**PROBLEM TO SOLVE:** Pick out each line of the records in which the word "Spending" appears.

═════ ENTRIES SHOWN ═════

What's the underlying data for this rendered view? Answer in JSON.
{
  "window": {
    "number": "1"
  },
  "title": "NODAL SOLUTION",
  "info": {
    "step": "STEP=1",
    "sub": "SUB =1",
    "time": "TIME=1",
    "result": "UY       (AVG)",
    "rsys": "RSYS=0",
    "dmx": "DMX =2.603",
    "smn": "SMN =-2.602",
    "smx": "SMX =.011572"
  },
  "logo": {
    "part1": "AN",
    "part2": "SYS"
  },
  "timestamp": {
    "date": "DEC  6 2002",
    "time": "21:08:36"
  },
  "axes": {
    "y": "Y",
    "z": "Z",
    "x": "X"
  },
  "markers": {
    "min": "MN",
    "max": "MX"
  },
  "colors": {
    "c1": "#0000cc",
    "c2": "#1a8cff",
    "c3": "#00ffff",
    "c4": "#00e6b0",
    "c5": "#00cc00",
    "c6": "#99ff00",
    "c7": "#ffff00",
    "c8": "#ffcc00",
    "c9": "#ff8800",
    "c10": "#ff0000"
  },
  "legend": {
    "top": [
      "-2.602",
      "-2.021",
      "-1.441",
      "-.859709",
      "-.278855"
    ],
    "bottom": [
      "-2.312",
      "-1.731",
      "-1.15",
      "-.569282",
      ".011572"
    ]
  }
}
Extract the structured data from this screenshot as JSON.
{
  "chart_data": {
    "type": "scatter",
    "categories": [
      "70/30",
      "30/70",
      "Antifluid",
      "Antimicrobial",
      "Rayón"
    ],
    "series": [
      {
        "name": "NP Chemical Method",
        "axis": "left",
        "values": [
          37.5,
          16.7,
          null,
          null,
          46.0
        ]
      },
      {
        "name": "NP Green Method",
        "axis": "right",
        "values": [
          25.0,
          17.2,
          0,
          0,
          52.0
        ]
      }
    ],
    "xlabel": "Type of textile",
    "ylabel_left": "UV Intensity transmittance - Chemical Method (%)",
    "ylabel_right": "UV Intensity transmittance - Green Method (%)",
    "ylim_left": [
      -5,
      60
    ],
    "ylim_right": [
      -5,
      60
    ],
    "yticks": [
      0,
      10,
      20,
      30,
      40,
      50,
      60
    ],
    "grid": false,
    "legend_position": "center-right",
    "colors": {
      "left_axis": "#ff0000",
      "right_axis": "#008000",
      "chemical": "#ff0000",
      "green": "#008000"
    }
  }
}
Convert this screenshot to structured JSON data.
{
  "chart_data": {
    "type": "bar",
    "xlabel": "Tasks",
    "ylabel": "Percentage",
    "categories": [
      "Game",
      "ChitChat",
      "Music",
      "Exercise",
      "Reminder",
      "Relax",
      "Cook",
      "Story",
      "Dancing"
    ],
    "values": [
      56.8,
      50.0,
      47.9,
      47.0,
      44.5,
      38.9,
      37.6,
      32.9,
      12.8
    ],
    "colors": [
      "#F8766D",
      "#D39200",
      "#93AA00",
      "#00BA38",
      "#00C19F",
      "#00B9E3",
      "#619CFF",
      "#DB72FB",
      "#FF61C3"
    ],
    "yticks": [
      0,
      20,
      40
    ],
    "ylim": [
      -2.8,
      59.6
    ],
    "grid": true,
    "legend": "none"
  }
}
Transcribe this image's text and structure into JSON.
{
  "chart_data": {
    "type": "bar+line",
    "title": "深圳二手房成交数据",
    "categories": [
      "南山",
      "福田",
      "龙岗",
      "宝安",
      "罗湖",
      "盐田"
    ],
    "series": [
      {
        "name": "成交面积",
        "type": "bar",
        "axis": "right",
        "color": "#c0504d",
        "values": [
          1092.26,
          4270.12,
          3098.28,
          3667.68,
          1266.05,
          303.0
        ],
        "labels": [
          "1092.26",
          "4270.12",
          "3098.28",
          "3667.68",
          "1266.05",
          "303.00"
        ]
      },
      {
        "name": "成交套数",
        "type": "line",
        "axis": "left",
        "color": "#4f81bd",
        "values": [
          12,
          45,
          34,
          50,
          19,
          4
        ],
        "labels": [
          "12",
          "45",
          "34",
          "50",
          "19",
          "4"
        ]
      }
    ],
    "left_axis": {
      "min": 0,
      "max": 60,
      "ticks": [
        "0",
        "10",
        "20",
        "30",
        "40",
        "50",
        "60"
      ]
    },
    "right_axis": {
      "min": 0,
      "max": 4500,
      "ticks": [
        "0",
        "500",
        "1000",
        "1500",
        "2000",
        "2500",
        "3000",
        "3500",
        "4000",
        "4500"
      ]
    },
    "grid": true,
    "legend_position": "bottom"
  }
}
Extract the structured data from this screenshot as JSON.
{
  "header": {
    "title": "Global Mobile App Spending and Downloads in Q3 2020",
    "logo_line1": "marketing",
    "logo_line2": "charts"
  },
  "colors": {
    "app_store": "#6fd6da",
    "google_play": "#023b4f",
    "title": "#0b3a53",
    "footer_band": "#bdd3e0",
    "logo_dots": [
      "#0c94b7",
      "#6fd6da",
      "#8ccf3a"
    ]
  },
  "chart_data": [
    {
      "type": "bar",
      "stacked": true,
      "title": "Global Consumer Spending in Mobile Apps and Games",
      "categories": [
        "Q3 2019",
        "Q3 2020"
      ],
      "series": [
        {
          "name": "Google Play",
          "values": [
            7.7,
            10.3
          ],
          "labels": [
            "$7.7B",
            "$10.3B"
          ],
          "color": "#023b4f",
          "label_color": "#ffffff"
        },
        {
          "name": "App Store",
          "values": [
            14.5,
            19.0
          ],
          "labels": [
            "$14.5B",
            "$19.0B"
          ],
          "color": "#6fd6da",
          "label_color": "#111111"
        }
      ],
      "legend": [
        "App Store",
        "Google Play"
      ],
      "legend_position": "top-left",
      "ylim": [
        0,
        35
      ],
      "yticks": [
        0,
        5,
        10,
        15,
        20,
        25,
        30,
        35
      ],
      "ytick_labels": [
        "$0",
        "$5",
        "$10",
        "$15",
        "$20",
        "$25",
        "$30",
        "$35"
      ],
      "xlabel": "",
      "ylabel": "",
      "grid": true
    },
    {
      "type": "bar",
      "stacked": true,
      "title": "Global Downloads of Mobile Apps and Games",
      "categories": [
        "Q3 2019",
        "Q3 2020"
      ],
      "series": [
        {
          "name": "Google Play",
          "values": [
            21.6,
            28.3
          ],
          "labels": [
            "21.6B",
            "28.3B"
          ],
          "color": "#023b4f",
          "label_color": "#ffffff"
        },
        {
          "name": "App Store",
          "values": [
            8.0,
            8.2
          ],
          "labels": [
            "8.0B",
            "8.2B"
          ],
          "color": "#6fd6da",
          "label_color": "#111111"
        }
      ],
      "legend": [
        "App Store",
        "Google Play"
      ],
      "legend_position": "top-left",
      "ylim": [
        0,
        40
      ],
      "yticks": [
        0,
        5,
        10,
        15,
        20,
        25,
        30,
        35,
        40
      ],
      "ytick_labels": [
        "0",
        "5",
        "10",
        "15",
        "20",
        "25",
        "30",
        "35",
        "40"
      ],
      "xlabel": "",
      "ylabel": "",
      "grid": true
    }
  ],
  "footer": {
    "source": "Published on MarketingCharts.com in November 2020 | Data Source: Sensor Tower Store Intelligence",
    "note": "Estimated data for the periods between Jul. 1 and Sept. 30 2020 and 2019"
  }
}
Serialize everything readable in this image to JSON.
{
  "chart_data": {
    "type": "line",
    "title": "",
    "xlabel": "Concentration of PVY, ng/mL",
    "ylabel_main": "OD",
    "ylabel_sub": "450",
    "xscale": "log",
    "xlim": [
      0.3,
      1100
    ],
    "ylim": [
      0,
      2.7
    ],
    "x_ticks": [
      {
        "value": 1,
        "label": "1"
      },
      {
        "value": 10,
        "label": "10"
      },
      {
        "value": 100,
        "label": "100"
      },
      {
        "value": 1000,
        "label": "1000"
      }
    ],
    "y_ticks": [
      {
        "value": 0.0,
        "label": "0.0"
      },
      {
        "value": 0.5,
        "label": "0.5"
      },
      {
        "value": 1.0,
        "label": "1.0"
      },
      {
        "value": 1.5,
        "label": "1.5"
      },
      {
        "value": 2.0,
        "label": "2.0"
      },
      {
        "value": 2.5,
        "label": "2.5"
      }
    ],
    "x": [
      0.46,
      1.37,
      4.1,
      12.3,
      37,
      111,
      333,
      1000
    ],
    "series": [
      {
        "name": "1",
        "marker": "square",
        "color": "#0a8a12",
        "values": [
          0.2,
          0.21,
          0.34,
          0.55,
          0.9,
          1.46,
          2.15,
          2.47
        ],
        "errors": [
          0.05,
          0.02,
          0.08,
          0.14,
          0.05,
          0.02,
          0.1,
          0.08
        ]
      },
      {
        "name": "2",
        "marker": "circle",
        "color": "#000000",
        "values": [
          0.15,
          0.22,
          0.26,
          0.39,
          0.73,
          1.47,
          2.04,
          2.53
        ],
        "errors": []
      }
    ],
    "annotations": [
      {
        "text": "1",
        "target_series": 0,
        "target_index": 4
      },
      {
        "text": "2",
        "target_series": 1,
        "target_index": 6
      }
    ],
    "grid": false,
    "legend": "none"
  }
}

═════

**RESPONSE TO THIS TASK:**
    "title": "Global Mobile App Spending and Downloads in Q3 2020",
      "title": "Global Consumer Spending in Mobile Apps and Games",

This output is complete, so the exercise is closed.